WHAT IS BEING ASKED:
Reproduce the whole listing, character for character.

○ ○ ○ ○

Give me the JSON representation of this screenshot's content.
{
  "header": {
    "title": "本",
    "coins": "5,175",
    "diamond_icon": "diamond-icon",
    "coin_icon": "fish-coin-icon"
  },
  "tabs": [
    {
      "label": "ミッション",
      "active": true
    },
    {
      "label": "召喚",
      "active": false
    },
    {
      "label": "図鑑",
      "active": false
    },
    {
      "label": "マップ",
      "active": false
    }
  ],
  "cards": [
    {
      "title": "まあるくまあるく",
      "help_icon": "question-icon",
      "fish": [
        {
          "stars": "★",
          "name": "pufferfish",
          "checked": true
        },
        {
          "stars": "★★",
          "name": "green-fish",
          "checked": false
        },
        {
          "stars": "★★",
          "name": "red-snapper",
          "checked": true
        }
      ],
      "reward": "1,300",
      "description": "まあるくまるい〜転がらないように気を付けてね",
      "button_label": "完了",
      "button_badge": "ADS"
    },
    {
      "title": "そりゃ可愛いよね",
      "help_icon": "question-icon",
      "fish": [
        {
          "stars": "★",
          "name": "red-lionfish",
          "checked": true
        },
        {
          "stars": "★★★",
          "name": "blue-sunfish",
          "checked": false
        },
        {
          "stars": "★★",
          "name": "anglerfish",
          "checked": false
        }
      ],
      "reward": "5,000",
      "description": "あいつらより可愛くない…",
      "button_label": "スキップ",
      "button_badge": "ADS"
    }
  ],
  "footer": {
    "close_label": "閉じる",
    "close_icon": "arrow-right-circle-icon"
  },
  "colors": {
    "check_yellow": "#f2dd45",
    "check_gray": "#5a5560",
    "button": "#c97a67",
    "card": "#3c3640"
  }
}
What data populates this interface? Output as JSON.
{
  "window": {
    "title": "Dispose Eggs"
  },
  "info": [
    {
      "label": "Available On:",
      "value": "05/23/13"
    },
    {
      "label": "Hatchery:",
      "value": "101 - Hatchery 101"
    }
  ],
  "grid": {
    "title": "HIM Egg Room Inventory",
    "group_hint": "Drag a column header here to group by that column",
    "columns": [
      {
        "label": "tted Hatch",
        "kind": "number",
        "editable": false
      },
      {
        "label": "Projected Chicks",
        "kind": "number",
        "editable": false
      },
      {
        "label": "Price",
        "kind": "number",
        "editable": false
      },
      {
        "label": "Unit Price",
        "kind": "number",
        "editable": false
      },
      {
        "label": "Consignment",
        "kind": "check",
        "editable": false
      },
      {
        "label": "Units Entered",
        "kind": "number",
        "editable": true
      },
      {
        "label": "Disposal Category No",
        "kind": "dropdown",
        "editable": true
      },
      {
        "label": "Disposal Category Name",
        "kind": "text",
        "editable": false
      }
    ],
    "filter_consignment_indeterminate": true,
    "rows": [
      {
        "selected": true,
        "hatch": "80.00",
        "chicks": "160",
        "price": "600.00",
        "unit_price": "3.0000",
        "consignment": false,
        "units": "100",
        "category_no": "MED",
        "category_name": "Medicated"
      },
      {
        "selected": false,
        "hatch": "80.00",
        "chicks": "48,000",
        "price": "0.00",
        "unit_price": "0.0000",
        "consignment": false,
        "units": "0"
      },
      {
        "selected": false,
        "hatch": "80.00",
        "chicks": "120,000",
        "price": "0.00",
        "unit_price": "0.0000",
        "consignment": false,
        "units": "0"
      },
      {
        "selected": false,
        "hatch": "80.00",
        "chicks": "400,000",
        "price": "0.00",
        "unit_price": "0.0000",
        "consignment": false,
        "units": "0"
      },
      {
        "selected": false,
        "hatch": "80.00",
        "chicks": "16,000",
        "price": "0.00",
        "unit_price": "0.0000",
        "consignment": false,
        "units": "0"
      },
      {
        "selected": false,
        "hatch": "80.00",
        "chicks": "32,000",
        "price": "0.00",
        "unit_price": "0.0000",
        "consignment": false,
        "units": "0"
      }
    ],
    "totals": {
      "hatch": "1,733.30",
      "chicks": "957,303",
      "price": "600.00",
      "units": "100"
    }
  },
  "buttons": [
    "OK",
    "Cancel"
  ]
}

○ ○ ○ ○

FINISHED TASK:
Give me the JSON representation of this screenshot's content.
{
  "header": {
    "title": "本",
    "coins": "5,175",
    "diamond_icon": "diamond-icon",
    "coin_icon": "fish-coin-icon"
  },
  "tabs": [
    {
      "label": "ミッション",
      "active": true
    },
    {
      "label": "召喚",
      "active": false
    },
    {
      "label": "図鑑",
      "active": false
    },
    {
      "label": "マップ",
      "active": false
    }
  ],
  "cards": [
    {
      "title": "まあるくまあるく",
      "help_icon": "question-icon",
      "fish": [
        {
          "stars": "★",
          "name": "pufferfish",
          "checked": true
        },
        {
          "stars": "★★",
          "name": "green-fish",
          "checked": false
        },
        {
          "stars": "★★",
          "name": "red-snapper",
          "checked": true
        }
      ],
      "reward": "1,300",
      "description": "まあるくまるい〜転がらないように気を付けてね",
      "button_label": "完了",
      "button_badge": "ADS"
    },
    {
      "title": "そりゃ可愛いよね",
      "help_icon": "question-icon",
      "fish": [
        {
          "stars": "★",
          "name": "red-lionfish",
          "checked": true
        },
        {
          "stars": "★★★",
          "name": "blue-sunfish",
          "checked": false
        },
        {
          "stars": "★★",
          "name": "anglerfish",
          "checked": false
        }
      ],
      "reward": "5,000",
      "description": "あいつらより可愛くない…",
      "button_label": "スキップ",
      "button_badge": "ADS"
    }
  ],
  "footer": {
    "close_label": "閉じる",
    "close_icon": "arrow-right-circle-icon"
  },
  "colors": {
    "check_yellow": "#f2dd45",
    "check_gray": "#5a5560",
    "button": "#c97a67",
    "card": "#3c3640"
  }
}
What data populates this interface? Output as JSON.
{
  "window": {
    "title": "Dispose Eggs"
  },
  "info": [
    {
      "label": "Available On:",
      "value": "05/23/13"
    },
    {
      "label": "Hatchery:",
      "value": "101 - Hatchery 101"
    }
  ],
  "grid": {
    "title": "HIM Egg Room Inventory",
    "group_hint": "Drag a column header here to group by that column",
    "columns": [
      {
        "label": "tted Hatch",
        "kind": "number",
        "editable": false
      },
      {
        "label": "Projected Chicks",
        "kind": "number",
        "editable": false
      },
      {
        "label": "Price",
        "kind": "number",
        "editable": false
      },
      {
        "label": "Unit Price",
        "kind": "number",
        "editable": false
      },
      {
        "label": "Consignment",
        "kind": "check",
        "editable": false
      },
      {
        "label": "Units Entered",
        "kind": "number",
        "editable": true
      },
      {
        "label": "Disposal Category No",
        "kind": "dropdown",
        "editable": true
      },
      {
        "label": "Disposal Category Name",
        "kind": "text",
        "editable": false
      }
    ],
    "filter_consignment_indeterminate": true,
    "rows": [
      {
        "selected": true,
        "hatch": "80.00",
        "chicks": "160",
        "price": "600.00",
        "unit_price": "3.0000",
        "consignment": false,
        "units": "100",
        "category_no": "MED",
        "category_name": "Medicated"
      },
      {
        "selected": false,
        "hatch": "80.00",
        "chicks": "48,000",
        "price": "0.00",
        "unit_price": "0.0000",
        "consignment": false,
        "units": "0"
      },
      {
        "selected": false,
        "hatch": "80.00",
        "chicks": "120,000",
        "price": "0.00",
        "unit_price": "0.0000",
        "consignment": false,
        "units": "0"
      },
      {
        "selected": false,
        "hatch": "80.00",
        "chicks": "400,000",
        "price": "0.00",
        "unit_price": "0.0000",
        "consignment": false,
        "units": "0"
      },
      {
        "selected": false,
        "hatch": "80.00",
        "chicks": "16,000",
        "price": "0.00",
        "unit_price": "0.0000",
        "consignment": false,
        "units": "0"
      },
      {
        "selected": false,
        "hatch": "80.00",
        "chicks": "32,000",
        "price": "0.00",
        "unit_price": "0.0000",
        "consignment": false,
        "units": "0"
      }
    ],
    "totals": {
      "hatch": "1,733.30",
      "chicks": "957,303",
      "price": "600.00",
      "units": "100"
    }
  },
  "buttons": [
    "OK",
    "Cancel"
  ]
}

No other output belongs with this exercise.